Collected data
━━━━━━━━━━━━━━━━

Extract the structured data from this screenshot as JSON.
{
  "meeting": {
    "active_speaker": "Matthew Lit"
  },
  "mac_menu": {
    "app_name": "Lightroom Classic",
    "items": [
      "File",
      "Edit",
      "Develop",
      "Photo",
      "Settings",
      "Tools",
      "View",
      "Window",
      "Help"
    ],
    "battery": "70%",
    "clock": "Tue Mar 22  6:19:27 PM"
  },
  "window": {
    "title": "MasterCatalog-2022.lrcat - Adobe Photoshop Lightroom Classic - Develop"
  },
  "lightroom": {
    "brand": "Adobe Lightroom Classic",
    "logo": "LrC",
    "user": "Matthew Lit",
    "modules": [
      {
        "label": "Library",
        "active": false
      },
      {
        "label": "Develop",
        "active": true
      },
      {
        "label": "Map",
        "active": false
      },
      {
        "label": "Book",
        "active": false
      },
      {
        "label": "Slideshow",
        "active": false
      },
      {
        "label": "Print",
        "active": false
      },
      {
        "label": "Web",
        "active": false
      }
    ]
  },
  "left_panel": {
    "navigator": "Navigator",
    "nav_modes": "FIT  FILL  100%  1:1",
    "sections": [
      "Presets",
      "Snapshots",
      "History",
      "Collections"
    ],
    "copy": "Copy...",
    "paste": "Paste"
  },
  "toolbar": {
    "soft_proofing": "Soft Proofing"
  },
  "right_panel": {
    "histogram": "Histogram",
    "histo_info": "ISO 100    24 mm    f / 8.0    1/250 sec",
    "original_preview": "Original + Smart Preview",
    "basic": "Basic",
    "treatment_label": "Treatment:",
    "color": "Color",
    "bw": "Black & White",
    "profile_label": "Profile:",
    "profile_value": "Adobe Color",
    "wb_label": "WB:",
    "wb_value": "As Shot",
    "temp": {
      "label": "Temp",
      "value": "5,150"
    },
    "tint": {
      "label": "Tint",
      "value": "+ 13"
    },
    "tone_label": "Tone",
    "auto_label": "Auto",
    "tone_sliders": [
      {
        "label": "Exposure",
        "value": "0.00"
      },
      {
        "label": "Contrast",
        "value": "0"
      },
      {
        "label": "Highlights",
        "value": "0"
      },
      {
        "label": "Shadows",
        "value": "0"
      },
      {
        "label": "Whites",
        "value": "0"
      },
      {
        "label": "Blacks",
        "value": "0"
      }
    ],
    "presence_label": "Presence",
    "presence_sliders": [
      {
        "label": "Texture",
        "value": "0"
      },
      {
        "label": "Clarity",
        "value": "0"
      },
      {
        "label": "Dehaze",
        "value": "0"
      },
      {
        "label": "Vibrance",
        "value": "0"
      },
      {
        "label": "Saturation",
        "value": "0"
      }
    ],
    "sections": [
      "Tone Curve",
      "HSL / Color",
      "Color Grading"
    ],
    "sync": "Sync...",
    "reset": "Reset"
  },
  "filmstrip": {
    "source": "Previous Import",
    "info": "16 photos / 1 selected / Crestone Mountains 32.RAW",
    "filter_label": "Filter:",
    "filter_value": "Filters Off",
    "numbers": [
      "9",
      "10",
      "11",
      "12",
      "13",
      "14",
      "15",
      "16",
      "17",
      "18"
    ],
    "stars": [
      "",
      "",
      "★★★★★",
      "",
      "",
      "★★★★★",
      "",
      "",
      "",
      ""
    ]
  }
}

━━━━━━━━━━━━━━━━

Description of the task> Pick out all lines containing the string "Develop".

Output of the task>
      "Develop",
    "title": "MasterCatalog-2022.lrcat - Adobe Photoshop Lightroom Classic - Develop"
        "label": "Develop",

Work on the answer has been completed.